[Recorded data]
>> START
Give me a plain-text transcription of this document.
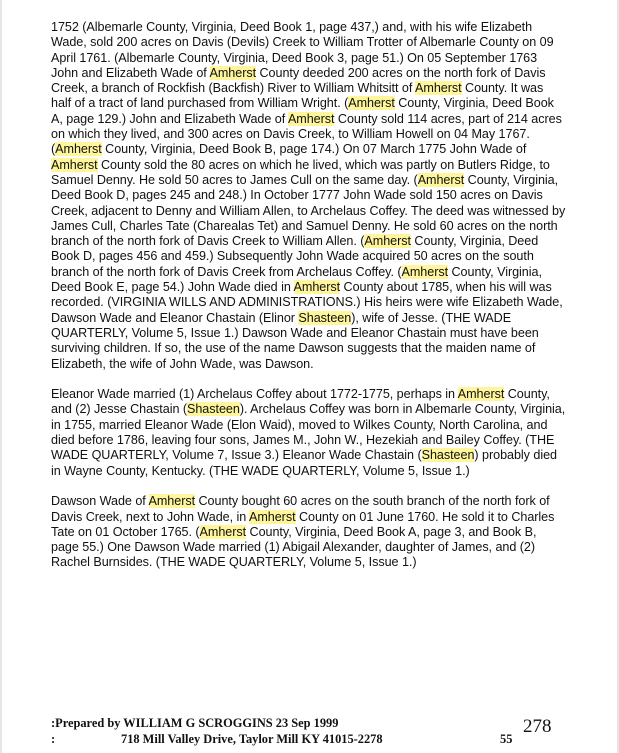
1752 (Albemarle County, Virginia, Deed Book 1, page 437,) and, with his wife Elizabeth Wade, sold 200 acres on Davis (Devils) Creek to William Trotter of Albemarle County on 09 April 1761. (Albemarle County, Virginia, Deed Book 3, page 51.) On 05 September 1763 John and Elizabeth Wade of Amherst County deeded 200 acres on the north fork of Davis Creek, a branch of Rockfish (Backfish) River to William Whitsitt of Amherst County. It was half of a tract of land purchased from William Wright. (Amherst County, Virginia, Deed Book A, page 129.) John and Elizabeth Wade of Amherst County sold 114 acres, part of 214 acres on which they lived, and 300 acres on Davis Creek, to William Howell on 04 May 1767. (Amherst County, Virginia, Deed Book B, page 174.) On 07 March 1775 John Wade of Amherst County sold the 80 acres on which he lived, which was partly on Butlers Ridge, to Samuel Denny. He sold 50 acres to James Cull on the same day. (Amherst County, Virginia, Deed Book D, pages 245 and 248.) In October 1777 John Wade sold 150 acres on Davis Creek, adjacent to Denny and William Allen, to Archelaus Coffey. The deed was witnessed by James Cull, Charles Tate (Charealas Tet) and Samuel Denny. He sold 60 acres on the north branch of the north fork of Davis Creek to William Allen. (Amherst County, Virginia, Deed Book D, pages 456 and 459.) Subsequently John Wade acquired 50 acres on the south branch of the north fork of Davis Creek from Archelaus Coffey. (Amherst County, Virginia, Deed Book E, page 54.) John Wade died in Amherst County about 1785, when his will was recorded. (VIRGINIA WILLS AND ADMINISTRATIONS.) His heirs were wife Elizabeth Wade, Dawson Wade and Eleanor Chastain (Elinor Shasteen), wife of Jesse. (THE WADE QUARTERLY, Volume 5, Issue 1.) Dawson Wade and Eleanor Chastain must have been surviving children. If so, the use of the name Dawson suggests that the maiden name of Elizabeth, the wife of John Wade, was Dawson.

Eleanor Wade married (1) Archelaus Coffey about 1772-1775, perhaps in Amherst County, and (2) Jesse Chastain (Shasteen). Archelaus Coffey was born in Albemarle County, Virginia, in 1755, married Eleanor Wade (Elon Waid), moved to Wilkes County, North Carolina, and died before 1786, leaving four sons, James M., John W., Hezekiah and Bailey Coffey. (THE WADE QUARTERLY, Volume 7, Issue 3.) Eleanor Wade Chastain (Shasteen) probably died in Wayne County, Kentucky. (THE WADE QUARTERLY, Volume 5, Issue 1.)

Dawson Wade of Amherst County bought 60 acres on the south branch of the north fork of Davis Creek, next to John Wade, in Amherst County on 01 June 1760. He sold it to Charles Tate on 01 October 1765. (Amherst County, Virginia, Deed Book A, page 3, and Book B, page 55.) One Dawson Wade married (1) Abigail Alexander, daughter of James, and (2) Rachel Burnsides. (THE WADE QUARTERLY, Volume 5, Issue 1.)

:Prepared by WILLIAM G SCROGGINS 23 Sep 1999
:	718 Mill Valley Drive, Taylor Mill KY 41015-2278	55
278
>> END
WHAT NEEDS TO BE DONE.
Pictures stay out of the copy; please restate every record above exactly.

THE RESPONSE.
Give me a plain-text transcription of this document.
1752 (Albemarle County, Virginia, Deed Book 1, page 437,) and, with his wife Elizabeth Wade, sold 200 acres on Davis (Devils) Creek to William Trotter of Albemarle County on 09 April 1761. (Albemarle County, Virginia, Deed Book 3, page 51.) On 05 September 1763 John and Elizabeth Wade of Amherst County deeded 200 acres on the north fork of Davis Creek, a branch of Rockfish (Backfish) River to William Whitsitt of Amherst County. It was half of a tract of land purchased from William Wright. (Amherst County, Virginia, Deed Book A, page 129.) John and Elizabeth Wade of Amherst County sold 114 acres, part of 214 acres on which they lived, and 300 acres on Davis Creek, to William Howell on 04 May 1767. (Amherst County, Virginia, Deed Book B, page 174.) On 07 March 1775 John Wade of Amherst County sold the 80 acres on which he lived, which was partly on Butlers Ridge, to Samuel Denny. He sold 50 acres to James Cull on the same day. (Amherst County, Virginia, Deed Book D, pages 245 and 248.) In October 1777 John Wade sold 150 acres on Davis Creek, adjacent to Denny and William Allen, to Archelaus Coffey. The deed was witnessed by James Cull, Charles Tate (Charealas Tet) and Samuel Denny. He sold 60 acres on the north branch of the north fork of Davis Creek to William Allen. (Amherst County, Virginia, Deed Book D, pages 456 and 459.) Subsequently John Wade acquired 50 acres on the south branch of the north fork of Davis Creek from Archelaus Coffey. (Amherst County, Virginia, Deed Book E, page 54.) John Wade died in Amherst County about 1785, when his will was recorded. (VIRGINIA WILLS AND ADMINISTRATIONS.) His heirs were wife Elizabeth Wade, Dawson Wade and Eleanor Chastain (Elinor Shasteen), wife of Jesse. (THE WADE QUARTERLY, Volume 5, Issue 1.) Dawson Wade and Eleanor Chastain must have been surviving children. If so, the use of the name Dawson suggests that the maiden name of Elizabeth, the wife of John Wade, was Dawson.

Eleanor Wade married (1) Archelaus Coffey about 1772-1775, perhaps in Amherst County, and (2) Jesse Chastain (Shasteen). Archelaus Coffey was born in Albemarle County, Virginia, in 1755, married Eleanor Wade (Elon Waid), moved to Wilkes County, North Carolina, and died before 1786, leaving four sons, James M., John W., Hezekiah and Bailey Coffey. (THE WADE QUARTERLY, Volume 7, Issue 3.) Eleanor Wade Chastain (Shasteen) probably died in Wayne County, Kentucky. (THE WADE QUARTERLY, Volume 5, Issue 1.)

Dawson Wade of Amherst County bought 60 acres on the south branch of the north fork of Davis Creek, next to John Wade, in Amherst County on 01 June 1760. He sold it to Charles Tate on 01 October 1765. (Amherst County, Virginia, Deed Book A, page 3, and Book B, page 55.) One Dawson Wade married (1) Abigail Alexander, daughter of James, and (2) Rachel Burnsides. (THE WADE QUARTERLY, Volume 5, Issue 1.)

:Prepared by WILLIAM G SCROGGINS 23 Sep 1999
:	718 Mill Valley Drive, Taylor Mill KY 41015-2278	55
278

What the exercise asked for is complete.